- [Что нужно сделать]:
**1)** Выпишите из воспоминаний о поездке в США все названия городов и стран в порядке их первого упоминания.
**2)** Продолжите воспоминания о поездке в США с того места, где текст заканчивается.

Я прилетел в Вашингтон. Утром зачитал свой (свой!) текст перед членами Конгресса. Мне было трудно и горько, мой английский язык был примитивным. А здесь же, рядом молча сидели мои партнеры. Один из них, бывший москвич, должен был переводить меня. Но меня наказали, перевода не было. И сегодня, спустя два десятилетия испытываю душевную боль, вспоминая пережитое тогда. Но и я отреагировал, отказался от сотрудничества с этой организацией. И от денег, которые они передавали в Киев для финансирования этой деятельности. Позднее мы перерегистрировали Бюро, оставив в его названии только Украинское…

Тогда же, в ту мою поездку в США я имел возможность выступить перед тремя десятками влиятельных и богатых людей, финансировавших организацию наших партнеров. Встреча была запланирована заранее, задолго до посещения Конгресса. Я понимал: меня были намерены представить в качестве своеобразной общественной звезды. Но я проявил свой склочный характер, долго и эмоционально рассказывал дамам и господам, как их благородная, но абсолютно непродуманная деятельность, их деньги повышают градус бытового антисемитизма в моей стране. Вопросов не было, все молчали. И отменили запланированный фуршет. Моя добрая знакомая Женя Интратор, переводившая мой спич на английский, была подавлена. Но тихо мне сказала, прощаясь: «Я вас понимаю, они – слепые! Их очень легко обманывать, никто из них никогда не был в Украине». Женя была неординарным активистом в еврейской организации, она тайком (!) от своих коллег встречалась с активисткой из украинской диаспоры, где тогда был силён вирус антисемитизма. Эти две женщины пытались создать мостик взаимопонимания и сотрудничества с целью совместного давления на СССР для освобождения политических узников. Получалось плохо, поэтому они встречались тайно.

Данные о сегментации страниц:
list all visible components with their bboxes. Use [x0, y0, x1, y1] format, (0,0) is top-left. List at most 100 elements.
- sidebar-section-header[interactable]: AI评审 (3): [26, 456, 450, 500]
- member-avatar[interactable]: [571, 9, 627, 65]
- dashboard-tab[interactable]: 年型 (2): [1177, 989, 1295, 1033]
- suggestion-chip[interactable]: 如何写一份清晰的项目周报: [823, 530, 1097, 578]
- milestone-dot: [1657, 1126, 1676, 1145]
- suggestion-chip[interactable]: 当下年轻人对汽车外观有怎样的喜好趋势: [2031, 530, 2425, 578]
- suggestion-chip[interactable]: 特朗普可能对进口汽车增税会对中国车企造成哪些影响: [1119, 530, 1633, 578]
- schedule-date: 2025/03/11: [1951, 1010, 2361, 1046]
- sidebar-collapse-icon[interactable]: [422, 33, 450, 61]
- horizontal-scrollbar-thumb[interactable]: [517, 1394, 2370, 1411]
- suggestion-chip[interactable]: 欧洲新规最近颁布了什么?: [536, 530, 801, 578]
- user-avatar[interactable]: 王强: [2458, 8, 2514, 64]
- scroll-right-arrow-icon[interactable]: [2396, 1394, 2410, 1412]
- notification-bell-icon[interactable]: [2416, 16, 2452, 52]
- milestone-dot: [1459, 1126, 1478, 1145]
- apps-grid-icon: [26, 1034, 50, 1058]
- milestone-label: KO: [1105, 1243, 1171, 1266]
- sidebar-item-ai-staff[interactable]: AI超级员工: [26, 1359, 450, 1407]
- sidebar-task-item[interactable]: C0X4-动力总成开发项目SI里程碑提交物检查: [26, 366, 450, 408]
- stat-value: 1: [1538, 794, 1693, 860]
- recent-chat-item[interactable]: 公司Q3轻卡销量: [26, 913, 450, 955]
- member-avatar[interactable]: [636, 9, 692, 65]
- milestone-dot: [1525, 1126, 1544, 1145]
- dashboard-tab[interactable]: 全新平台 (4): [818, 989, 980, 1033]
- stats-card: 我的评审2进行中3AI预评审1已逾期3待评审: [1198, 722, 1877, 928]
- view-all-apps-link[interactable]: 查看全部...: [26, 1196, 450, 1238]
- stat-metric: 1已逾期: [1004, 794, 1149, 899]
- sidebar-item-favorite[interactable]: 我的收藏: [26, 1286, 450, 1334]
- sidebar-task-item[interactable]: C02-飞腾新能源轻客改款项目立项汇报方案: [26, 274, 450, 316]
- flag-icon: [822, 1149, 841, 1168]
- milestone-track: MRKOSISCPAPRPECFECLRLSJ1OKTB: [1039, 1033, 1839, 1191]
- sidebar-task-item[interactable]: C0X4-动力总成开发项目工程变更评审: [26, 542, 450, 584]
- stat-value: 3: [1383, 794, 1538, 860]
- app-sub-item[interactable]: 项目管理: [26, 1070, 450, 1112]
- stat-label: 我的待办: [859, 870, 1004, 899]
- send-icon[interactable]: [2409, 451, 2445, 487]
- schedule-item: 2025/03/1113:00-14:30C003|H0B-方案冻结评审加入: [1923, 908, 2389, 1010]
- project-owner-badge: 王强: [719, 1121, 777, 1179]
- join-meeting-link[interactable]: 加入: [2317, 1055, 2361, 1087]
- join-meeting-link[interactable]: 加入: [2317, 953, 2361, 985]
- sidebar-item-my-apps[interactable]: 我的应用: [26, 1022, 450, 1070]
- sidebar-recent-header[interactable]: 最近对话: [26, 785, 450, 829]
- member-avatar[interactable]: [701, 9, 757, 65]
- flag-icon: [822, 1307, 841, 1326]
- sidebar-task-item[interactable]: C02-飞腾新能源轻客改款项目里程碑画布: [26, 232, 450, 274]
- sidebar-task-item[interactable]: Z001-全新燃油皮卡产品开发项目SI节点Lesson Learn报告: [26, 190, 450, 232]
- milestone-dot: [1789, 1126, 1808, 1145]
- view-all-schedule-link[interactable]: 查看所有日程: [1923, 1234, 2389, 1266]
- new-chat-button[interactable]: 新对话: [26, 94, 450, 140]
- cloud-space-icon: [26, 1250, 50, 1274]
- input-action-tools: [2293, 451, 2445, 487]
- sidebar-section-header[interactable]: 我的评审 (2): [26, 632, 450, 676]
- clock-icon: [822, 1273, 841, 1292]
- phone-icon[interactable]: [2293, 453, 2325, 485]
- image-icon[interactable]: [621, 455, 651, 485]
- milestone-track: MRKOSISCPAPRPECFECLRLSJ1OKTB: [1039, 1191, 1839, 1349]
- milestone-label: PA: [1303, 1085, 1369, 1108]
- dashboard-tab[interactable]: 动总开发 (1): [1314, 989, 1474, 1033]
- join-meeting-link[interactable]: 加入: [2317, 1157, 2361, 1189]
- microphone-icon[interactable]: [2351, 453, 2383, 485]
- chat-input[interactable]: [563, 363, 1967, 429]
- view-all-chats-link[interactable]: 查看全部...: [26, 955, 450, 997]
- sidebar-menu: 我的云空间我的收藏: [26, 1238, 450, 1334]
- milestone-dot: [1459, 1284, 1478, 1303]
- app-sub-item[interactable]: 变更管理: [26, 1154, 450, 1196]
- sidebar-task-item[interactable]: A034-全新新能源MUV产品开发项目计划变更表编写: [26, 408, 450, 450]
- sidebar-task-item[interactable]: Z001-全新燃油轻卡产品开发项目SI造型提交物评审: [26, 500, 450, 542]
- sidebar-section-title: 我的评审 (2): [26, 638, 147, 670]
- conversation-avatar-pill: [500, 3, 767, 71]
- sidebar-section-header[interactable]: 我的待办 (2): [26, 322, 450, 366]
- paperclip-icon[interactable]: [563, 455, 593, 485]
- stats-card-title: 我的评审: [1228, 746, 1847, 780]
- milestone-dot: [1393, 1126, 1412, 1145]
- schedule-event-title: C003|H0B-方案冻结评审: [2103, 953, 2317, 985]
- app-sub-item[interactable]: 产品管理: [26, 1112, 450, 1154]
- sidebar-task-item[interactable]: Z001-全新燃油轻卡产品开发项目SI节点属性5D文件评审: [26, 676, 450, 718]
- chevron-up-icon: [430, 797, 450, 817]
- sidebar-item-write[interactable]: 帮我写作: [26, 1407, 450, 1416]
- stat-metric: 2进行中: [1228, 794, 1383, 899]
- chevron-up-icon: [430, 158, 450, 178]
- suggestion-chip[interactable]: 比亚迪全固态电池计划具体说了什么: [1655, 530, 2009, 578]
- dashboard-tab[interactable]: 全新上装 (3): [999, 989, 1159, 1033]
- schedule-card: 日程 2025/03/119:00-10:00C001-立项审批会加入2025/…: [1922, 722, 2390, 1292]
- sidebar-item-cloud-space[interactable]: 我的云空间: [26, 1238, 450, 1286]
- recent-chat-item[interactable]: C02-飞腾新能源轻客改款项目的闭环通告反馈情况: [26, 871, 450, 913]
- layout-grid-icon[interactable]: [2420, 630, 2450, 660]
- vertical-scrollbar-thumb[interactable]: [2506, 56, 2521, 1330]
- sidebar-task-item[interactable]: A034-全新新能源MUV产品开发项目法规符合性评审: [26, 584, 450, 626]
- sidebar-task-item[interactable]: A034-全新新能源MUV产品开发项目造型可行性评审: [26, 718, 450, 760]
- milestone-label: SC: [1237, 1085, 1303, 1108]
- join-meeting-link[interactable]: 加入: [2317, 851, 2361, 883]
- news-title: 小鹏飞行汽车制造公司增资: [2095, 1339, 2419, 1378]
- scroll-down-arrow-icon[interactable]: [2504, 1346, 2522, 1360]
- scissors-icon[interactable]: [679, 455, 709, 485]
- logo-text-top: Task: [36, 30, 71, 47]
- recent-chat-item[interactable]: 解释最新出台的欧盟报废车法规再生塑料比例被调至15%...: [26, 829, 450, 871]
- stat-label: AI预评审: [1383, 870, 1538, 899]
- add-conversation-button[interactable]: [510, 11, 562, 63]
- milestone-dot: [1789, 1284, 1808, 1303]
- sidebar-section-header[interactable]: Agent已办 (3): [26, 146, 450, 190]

- [Ответы к заданиям]:
**1)** Вашингтон, Киев, США, Украина, СССР

**2)**
Однажды мой друг, голландский журналист и советолог Роберт ван Ворен, очень часто бывавший в Киеве, предложил мне организовать вместе с ним в Амстердаме Украинский Информационный Центр. Нашел помещение, повесил красивую металлическую табличку и подготовил для раздачи посетителям переведенные на английский материалы об Украине. Во время официального открытия Центра приглашенные Робертом украинские дипломаты тихо выразили неудовольствие. Из-за материалов, слишком критично характеризовавших наши реалии, особенно экономику. За все годы существования Центра никто из украинских политиков его не посетил, их больше интересовал экзотический район Красных Фонарей. Украинское государство не захотело воспользоваться этим подарком судьбы – своим бесплатным представительством в Европе. Что ж, спустя три года опечаленный романтик Роберт, искренне привязавшийся к нашей непутевой стране, Центр закрыл. Его дальнейшее существование было бессмысленным. Украинские дипломаты были заняты другим, они организовывали продажу подержанных автомобилей в Украину.

Право на поступок сочетается с правом на ошибку. И, даже, с правом на проявление слабости. В моей жизни было многое. Я не был героем, не был фанатиком. Мои поступки были зачастую продиктованы эмоциями, а не разумом. Смолоду я был романтиком и, к сожалению, остаюсь им сегодня. Не стал политиком, депутатом, профессиональным евреем и т.д. и т.п. У меня по-прежнему нет идеологической подпорки. Да и в своем отношении к Всевышнему не испытываю потребности быть прихожанином в храме.

Я – еврей. И я украинец, в последние годы избегающий произносить слова «патриотизм», «великая Украина» и им подобные. Я никогда не заканчиваю свои публичные выступления патетическим восклицанием «Слава Украине». Надеюсь, осматривающие нас из физического небытия мои сердечные лагерные друзья Васыль Пидгородецький, Евген Пришляк и Дмитро Басараб прощают мне эту сдержанность.

Прошлое необходимо осмысливать. Свои поступки, свои ошибки, свою проявленную прежде слабость. Вот этим я сейчас и занимаюсь. Возраст такой. Пора собирать камни.